Every stakeholder derives benefits from GRIHA’s green building strategies

By Ar Namrata Amarjeet Mahal

Construction activities inevitably bring disruption in the immediate environment, at a speed that is likely to surge exponentially in the coming years. Research studies have long established this insurmountable challenge, with data. One such study says, around half of all non-renewable resources consumed by mankind are used in construction, making it one of the least sustainable industries in the world. Nonetheless, it also offers enormous opportunities to harness the potential of technology advancement to minimise the detrimental impact on the environment. Having said that, GRIHA (Green Rating for Integrated Habitat Assessment) has positioned itself to recognise and seize these opportunities, such that it lays a proportionate blend of best global practices and rational approaches.

While revolutionising the concept of green buildings in India, GRIHA was adopted and endorsed by the Ministry of New and Renewable Energy in 2007 as the National Rating System for green buildings. Since then, urban local bodies and state governments have incentivized GRIHA in their respective jurisdiction by offering free of cost additional FSI (Floor Space Index), discount in the premium amount and property tax paid and so on. The latest being the Government of India highlighting GRIHA as one of the national strategies for attaining the emission reduction targets set in its ‘INDC (Intended Nationally Determined Contribution): Working Towards Climate Justice’ document submitted to the UNFCCC (United Nations Framework Convention on Climate Change).
——
> WRITTEN TASK 1
Sum up the article on GRIHA in two sentences.
The article and the entries come from separate, unrelated sources.

> PROVIDED RECORDS
——
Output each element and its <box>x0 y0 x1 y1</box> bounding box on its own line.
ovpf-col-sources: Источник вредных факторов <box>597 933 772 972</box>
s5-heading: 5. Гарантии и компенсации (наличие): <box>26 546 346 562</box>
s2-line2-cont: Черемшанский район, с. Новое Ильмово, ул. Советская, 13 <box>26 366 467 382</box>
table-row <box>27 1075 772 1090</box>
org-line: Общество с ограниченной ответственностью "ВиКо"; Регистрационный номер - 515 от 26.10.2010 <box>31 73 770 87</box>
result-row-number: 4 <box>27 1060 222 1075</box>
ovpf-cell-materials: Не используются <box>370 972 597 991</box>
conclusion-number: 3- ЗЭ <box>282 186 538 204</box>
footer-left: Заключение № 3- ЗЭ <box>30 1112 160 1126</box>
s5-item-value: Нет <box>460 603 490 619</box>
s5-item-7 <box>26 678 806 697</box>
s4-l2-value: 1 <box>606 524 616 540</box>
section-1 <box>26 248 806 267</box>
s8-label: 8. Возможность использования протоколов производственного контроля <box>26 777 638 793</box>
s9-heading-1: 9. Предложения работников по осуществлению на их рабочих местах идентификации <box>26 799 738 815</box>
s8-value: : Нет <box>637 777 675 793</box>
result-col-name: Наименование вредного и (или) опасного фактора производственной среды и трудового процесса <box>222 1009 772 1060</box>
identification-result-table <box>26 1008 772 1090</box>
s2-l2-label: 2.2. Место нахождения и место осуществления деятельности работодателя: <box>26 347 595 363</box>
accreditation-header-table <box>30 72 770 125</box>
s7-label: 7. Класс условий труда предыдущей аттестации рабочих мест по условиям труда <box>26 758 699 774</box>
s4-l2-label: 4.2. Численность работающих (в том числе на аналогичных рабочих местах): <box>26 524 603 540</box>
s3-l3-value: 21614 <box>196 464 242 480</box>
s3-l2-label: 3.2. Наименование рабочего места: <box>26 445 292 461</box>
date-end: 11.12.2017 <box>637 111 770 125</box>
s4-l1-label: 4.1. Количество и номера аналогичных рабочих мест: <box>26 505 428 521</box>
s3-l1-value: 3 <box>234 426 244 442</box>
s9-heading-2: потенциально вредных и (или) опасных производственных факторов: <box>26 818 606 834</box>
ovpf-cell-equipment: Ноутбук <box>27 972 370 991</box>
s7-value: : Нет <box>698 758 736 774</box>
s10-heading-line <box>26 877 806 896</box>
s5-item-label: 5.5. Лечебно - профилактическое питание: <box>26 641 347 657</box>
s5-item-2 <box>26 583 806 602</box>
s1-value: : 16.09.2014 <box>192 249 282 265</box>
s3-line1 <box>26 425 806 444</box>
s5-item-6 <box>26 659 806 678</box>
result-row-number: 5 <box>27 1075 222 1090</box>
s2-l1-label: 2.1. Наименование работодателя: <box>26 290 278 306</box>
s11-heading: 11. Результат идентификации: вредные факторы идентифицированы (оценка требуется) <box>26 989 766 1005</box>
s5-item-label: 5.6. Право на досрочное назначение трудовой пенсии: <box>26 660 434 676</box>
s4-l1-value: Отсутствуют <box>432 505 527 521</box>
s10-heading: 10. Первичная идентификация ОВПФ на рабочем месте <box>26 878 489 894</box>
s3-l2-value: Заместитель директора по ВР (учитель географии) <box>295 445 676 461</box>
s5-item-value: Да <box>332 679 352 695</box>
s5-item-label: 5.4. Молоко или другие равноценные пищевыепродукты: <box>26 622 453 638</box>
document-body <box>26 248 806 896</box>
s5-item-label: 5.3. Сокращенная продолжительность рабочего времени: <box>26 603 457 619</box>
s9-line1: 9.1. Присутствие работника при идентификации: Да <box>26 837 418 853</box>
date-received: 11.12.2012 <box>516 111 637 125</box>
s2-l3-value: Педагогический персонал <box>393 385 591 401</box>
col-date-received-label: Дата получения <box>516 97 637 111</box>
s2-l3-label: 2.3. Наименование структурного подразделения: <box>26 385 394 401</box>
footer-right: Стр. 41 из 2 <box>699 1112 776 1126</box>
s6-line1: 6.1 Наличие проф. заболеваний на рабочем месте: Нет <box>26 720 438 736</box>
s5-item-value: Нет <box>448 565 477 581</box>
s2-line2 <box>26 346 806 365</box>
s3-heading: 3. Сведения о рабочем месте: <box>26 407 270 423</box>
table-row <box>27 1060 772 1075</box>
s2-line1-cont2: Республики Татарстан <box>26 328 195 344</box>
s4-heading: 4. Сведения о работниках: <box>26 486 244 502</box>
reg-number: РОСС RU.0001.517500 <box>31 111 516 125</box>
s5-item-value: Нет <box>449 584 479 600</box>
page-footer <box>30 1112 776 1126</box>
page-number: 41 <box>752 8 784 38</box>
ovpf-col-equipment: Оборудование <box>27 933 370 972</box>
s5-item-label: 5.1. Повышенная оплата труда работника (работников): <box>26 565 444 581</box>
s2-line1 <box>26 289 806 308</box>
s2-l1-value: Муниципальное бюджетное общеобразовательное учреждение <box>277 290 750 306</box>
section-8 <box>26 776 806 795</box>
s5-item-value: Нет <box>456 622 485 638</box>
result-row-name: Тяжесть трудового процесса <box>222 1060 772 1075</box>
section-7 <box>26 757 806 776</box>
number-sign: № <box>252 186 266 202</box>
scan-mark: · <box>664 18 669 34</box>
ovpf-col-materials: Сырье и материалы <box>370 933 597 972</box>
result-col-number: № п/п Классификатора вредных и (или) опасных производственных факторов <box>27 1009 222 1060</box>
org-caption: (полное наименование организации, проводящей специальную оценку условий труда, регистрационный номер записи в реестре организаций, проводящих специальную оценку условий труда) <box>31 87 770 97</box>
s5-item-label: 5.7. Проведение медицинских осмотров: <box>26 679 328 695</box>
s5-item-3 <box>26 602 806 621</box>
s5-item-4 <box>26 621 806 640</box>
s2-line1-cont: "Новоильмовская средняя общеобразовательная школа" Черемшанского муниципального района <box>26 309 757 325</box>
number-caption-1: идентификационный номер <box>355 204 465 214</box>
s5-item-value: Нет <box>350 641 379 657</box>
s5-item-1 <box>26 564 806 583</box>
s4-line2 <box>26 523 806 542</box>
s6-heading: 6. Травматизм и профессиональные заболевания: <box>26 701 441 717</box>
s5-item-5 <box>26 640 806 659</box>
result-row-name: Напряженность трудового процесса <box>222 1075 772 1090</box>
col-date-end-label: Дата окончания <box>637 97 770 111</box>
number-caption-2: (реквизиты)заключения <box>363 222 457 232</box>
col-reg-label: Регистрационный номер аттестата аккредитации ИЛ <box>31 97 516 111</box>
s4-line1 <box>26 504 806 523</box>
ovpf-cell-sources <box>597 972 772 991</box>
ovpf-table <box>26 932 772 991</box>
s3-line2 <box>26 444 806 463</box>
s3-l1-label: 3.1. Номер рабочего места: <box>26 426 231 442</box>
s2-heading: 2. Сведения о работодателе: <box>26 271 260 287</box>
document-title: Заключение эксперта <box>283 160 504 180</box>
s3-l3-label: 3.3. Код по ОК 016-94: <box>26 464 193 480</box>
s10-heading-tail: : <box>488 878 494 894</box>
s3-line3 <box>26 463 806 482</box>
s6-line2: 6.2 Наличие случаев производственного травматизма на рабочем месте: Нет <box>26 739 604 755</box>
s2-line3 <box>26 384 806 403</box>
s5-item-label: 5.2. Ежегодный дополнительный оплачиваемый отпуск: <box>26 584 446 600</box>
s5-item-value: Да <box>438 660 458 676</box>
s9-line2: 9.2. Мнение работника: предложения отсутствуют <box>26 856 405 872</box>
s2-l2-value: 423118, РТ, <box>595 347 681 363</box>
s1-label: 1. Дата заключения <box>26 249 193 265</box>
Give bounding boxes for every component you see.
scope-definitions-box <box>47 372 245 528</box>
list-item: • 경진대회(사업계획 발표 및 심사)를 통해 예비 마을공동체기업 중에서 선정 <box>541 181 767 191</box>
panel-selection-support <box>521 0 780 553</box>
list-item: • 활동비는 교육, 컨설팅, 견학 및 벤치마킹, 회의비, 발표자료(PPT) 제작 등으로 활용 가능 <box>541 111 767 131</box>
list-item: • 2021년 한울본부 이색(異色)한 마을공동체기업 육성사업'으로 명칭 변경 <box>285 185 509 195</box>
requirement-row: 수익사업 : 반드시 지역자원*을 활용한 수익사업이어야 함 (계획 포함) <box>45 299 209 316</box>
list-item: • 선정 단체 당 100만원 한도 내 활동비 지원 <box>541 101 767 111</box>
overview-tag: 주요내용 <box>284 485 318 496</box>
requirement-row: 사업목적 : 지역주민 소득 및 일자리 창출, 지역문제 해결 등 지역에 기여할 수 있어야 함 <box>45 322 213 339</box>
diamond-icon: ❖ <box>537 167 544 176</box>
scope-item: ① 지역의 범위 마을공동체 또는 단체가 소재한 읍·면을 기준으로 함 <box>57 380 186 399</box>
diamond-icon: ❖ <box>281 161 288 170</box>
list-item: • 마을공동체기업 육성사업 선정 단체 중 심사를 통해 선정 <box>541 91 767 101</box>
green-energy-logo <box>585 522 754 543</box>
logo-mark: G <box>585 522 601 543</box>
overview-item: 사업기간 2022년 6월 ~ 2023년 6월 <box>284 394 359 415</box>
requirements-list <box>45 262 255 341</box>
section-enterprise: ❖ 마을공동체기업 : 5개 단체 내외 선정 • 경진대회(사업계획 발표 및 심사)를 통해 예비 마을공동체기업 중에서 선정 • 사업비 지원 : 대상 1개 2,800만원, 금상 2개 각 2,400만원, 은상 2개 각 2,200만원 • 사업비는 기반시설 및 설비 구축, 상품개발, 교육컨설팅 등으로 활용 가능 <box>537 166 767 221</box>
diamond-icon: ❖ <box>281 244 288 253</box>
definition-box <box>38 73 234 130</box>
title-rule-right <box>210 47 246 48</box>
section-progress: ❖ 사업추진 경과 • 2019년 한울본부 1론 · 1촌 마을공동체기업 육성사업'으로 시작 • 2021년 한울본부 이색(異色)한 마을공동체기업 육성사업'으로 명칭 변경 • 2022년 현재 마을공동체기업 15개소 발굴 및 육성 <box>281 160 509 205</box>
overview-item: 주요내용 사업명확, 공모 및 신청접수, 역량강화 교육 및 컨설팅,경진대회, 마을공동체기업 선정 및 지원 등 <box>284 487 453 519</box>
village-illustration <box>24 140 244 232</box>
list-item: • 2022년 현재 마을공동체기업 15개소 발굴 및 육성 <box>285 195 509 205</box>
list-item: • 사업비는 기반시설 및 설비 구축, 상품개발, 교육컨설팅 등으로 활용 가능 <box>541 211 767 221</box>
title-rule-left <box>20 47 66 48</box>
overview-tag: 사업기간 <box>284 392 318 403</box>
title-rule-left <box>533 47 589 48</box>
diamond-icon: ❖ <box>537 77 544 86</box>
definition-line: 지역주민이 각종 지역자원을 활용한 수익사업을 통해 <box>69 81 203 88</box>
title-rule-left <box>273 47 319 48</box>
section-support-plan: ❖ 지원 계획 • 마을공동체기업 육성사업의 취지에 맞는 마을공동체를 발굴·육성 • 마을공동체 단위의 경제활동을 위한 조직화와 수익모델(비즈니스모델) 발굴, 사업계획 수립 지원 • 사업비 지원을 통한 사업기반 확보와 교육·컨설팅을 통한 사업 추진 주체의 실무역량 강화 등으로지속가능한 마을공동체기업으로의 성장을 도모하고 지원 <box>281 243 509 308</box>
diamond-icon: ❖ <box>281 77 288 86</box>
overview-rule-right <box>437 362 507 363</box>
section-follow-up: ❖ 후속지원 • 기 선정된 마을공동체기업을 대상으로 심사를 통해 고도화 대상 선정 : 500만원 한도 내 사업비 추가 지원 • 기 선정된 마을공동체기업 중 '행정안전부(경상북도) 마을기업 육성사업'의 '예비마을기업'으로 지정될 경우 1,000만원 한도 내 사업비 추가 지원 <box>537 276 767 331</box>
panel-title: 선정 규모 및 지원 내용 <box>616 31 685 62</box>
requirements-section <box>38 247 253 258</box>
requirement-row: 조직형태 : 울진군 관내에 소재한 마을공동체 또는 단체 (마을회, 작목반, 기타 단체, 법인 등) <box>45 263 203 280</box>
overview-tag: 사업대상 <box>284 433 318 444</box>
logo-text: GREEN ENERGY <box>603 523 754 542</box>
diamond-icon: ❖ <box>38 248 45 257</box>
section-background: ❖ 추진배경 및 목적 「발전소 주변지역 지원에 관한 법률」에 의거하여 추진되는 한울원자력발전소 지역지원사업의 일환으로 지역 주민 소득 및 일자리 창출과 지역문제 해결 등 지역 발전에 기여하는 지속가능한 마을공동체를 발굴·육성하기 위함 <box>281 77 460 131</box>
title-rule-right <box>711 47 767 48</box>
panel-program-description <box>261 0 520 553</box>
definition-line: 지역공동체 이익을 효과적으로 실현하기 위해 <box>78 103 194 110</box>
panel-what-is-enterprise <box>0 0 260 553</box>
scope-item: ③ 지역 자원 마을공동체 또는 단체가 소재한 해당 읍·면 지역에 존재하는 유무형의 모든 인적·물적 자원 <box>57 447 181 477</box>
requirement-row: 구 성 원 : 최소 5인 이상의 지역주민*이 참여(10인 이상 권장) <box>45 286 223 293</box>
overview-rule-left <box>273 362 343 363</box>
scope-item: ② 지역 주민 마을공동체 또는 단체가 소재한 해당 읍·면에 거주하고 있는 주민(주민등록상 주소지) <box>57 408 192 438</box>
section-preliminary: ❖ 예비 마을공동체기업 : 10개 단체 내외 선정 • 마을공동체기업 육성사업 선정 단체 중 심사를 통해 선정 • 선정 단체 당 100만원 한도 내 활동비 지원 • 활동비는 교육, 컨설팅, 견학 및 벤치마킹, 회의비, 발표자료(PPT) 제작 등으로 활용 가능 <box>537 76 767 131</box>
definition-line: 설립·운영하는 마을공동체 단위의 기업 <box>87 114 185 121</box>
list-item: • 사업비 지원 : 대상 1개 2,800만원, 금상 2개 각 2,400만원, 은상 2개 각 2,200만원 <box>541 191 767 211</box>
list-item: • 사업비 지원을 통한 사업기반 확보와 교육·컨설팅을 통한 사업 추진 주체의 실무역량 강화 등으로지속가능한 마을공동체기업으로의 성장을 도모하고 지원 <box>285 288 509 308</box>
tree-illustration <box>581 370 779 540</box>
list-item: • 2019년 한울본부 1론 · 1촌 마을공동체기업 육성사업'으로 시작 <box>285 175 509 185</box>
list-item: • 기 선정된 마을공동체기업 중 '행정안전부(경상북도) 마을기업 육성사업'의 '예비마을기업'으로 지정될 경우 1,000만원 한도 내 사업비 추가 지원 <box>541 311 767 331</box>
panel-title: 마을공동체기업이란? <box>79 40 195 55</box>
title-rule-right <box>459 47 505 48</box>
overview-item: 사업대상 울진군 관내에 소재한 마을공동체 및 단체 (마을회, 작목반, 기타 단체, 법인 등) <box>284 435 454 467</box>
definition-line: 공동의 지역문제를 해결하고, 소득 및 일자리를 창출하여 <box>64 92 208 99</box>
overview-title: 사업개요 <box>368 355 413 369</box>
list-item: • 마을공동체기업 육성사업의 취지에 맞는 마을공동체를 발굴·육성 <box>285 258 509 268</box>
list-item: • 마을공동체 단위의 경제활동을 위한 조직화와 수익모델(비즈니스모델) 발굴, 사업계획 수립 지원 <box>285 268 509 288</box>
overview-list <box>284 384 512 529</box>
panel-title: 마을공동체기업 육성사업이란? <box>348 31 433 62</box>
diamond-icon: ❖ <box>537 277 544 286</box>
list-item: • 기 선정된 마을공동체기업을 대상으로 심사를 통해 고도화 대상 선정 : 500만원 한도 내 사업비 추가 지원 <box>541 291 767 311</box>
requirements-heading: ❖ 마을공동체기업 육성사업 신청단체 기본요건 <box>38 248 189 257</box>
——
> WRITTEN TASK 2
Extract the entries from the first line through the line that contains "s8-label: 8. Возможность", including both of those lines, and copy them out unchanged.

> WORKED SOLUTION 1
Construction uses around half of all non-renewable resources consumed by mankind, but technology offers ways to reduce its harm to the environment, and GRIHA (Green Rating for Integrated Habitat Assessment) has positioned itself to seize these opportunities. Adopted in 2007 by the Ministry of New and Renewable Energy as India's National Rating System for green buildings, GRIHA has since been incentivized by urban local bodies and state governments and highlighted by the Government of India as a national strategy for meeting its emission reduction targets.

> WORKED SOLUTION 2
Output each element and its <box>x0 y0 x1 y1</box> bounding box on its own line.
ovpf-col-sources: Источник вредных факторов <box>597 933 772 972</box>
s5-heading: 5. Гарантии и компенсации (наличие): <box>26 546 346 562</box>
s2-line2-cont: Черемшанский район, с. Новое Ильмово, ул. Советская, 13 <box>26 366 467 382</box>
table-row <box>27 1075 772 1090</box>
org-line: Общество с ограниченной ответственностью "ВиКо"; Регистрационный номер - 515 от 26.10.2010 <box>31 73 770 87</box>
result-row-number: 4 <box>27 1060 222 1075</box>
ovpf-cell-materials: Не используются <box>370 972 597 991</box>
conclusion-number: 3- ЗЭ <box>282 186 538 204</box>
footer-left: Заключение № 3- ЗЭ <box>30 1112 160 1126</box>
s5-item-value: Нет <box>460 603 490 619</box>
s5-item-7 <box>26 678 806 697</box>
s4-l2-value: 1 <box>606 524 616 540</box>
section-1 <box>26 248 806 267</box>
s8-label: 8. Возможность использования протоколов производственного контроля <box>26 777 638 793</box>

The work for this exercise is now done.